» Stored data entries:
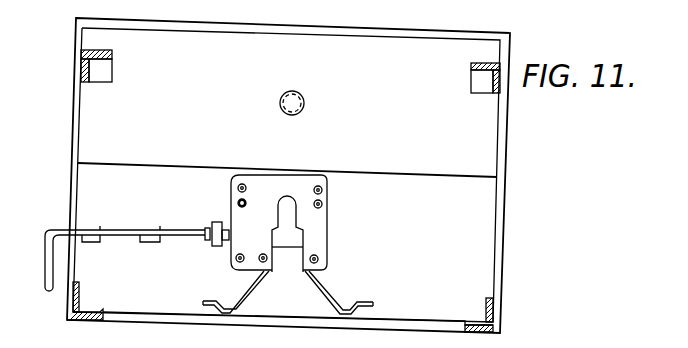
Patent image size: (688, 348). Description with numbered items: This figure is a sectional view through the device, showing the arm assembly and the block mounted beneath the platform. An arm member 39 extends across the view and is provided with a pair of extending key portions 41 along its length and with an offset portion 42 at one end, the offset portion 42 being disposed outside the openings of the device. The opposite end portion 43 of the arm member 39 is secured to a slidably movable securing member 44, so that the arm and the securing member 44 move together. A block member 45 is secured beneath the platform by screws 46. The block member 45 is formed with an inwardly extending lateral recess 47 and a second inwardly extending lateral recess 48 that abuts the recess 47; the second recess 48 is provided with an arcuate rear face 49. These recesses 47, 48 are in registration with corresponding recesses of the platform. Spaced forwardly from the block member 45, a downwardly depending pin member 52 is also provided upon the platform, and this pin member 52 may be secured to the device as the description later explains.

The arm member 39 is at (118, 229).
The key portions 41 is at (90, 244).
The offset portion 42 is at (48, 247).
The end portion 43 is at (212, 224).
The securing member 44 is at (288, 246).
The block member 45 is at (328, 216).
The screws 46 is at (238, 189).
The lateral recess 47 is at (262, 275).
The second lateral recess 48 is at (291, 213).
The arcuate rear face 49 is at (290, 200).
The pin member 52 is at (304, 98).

» PROBLEM DESCRIPTION:
Write out the rows word for word, from the start of the rows through the line that contains "The arm member 39 is at (118, 229).", including both ends. Leave the pictures out of your answer.

» ANSWER TO THE PROBLEM:
Patent image size: (688, 348). Description with numbered items: This figure is a sectional view through the device, showing the arm assembly and the block mounted beneath the platform. An arm member 39 extends across the view and is provided with a pair of extending key portions 41 along its length and with an offset portion 42 at one end, the offset portion 42 being disposed outside the openings of the device. The opposite end portion 43 of the arm member 39 is secured to a slidably movable securing member 44, so that the arm and the securing member 44 move together. A block member 45 is secured beneath the platform by screws 46. The block member 45 is formed with an inwardly extending lateral recess 47 and a second inwardly extending lateral recess 48 that abuts the recess 47; the second recess 48 is provided with an arcuate rear face 49. These recesses 47, 48 are in registration with corresponding recesses of the platform. Spaced forwardly from the block member 45, a downwardly depending pin member 52 is also provided upon the platform, and this pin member 52 may be secured to the device as the description later explains.

The arm member 39 is at (118, 229).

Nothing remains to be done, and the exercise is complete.